→ THE TASK
Locate every line in the records below that contains the word "label", and copy each one.

→ STORED RECORDS
============

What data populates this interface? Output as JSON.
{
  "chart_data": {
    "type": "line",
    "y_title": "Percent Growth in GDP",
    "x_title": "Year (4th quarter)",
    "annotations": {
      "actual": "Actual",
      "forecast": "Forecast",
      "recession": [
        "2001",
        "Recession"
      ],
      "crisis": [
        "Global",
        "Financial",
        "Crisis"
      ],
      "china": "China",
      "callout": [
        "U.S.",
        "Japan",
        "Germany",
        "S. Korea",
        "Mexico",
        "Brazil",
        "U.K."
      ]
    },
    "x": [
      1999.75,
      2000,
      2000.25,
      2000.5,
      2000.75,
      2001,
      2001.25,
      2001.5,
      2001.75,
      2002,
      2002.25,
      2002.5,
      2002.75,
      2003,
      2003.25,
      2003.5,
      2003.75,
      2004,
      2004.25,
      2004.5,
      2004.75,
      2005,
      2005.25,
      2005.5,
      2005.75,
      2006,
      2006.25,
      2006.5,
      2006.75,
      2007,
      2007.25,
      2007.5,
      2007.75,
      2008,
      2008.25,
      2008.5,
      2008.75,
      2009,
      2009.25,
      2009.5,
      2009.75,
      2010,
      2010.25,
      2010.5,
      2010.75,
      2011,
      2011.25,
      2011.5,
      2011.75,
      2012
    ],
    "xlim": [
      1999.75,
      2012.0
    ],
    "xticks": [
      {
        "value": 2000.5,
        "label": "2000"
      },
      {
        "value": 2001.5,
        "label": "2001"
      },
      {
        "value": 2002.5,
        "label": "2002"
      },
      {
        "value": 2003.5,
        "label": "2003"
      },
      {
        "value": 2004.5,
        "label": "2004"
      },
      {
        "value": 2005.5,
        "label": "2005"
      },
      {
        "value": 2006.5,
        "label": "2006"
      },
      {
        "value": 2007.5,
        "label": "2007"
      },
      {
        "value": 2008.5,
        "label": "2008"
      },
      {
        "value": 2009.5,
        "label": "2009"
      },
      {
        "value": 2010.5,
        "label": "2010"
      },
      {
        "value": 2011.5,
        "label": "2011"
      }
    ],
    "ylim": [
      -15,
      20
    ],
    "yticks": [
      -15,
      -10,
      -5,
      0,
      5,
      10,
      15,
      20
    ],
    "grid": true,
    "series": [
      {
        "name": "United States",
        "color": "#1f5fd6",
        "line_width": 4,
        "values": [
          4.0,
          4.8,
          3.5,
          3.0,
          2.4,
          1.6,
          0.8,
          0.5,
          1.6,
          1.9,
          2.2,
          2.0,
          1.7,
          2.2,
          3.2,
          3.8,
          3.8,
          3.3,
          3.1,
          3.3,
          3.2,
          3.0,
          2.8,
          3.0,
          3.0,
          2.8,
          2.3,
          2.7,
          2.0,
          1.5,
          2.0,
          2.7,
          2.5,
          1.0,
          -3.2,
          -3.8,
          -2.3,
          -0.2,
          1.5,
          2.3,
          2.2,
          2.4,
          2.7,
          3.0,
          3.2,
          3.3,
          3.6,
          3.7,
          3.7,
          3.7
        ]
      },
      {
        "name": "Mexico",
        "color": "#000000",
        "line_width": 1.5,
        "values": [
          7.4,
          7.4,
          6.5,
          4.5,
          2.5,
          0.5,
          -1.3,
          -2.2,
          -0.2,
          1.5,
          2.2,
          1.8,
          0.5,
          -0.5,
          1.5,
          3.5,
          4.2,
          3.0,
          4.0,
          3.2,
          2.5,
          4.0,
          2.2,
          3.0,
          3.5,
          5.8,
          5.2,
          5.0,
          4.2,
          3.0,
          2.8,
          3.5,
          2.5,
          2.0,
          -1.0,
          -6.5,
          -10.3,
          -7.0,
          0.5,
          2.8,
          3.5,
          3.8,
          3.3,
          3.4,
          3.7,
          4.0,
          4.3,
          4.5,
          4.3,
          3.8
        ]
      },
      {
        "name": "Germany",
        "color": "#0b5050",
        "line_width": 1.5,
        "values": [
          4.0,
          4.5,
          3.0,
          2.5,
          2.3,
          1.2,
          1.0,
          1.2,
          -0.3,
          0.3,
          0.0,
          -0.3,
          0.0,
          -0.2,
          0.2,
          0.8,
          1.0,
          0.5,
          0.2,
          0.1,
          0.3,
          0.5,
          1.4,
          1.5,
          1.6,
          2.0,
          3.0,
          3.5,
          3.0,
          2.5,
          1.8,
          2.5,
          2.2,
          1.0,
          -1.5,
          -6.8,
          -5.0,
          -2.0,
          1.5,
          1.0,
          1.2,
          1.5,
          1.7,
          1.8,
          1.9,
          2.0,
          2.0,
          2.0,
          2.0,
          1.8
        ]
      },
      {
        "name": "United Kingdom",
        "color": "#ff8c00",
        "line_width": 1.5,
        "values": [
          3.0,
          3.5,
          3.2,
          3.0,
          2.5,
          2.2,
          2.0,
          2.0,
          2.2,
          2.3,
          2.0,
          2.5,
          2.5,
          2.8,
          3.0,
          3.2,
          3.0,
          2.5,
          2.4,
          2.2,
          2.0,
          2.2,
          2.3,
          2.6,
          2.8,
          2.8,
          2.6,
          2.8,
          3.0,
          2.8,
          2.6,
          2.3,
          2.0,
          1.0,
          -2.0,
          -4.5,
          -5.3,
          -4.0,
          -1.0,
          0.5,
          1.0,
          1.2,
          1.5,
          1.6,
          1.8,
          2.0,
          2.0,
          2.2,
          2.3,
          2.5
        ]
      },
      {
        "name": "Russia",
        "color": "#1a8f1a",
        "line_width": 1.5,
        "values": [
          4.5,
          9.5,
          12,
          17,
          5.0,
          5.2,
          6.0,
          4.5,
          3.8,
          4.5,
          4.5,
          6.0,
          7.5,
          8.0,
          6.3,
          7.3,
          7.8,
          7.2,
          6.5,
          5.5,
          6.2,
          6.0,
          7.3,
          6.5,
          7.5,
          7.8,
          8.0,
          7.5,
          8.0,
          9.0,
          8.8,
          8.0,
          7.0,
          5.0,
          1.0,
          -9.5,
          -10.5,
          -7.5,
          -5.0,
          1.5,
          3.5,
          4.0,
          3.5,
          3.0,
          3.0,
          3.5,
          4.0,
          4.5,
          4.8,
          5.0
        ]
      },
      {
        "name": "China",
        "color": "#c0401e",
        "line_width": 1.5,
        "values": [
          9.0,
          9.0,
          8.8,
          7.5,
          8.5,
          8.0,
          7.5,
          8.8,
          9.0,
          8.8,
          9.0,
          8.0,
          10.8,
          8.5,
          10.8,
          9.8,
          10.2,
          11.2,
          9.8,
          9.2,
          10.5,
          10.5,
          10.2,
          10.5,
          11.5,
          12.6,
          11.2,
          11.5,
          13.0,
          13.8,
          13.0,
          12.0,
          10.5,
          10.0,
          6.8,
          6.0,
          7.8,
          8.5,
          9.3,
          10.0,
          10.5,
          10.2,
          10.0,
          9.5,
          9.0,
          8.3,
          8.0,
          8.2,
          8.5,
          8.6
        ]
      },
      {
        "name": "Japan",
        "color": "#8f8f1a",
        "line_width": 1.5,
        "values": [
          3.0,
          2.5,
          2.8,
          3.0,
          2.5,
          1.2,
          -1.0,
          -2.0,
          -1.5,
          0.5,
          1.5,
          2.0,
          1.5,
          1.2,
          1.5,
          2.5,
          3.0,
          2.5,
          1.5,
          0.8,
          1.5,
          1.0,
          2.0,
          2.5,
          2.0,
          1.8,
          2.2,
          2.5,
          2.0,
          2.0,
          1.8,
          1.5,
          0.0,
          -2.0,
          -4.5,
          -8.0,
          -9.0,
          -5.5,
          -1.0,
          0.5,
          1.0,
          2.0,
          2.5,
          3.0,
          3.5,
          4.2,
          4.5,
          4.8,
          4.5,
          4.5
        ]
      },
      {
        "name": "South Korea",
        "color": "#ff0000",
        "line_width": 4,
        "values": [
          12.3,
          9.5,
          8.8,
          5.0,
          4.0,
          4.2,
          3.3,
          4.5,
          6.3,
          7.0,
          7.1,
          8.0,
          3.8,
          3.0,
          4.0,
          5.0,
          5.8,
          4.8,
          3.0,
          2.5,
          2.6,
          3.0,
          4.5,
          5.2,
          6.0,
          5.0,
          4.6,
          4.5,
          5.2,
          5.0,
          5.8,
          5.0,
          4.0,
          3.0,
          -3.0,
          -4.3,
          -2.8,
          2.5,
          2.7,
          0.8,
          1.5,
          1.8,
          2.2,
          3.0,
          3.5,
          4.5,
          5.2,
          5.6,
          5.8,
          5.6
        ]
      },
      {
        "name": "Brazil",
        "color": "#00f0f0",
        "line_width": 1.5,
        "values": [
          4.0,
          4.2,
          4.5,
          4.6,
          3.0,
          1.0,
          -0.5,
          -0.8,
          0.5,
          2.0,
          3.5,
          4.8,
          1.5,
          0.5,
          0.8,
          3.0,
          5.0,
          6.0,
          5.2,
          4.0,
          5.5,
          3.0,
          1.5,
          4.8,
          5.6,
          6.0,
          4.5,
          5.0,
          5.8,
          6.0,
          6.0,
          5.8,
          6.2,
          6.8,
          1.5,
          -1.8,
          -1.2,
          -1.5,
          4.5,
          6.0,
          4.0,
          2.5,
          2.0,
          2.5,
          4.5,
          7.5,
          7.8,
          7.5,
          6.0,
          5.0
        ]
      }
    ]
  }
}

============

→ SOLUTION BELOW
        "label": "2000"
        "label": "2001"
        "label": "2002"
        "label": "2003"
        "label": "2004"
        "label": "2005"
        "label": "2006"
        "label": "2007"
        "label": "2008"
        "label": "2009"
        "label": "2010"
        "label": "2011"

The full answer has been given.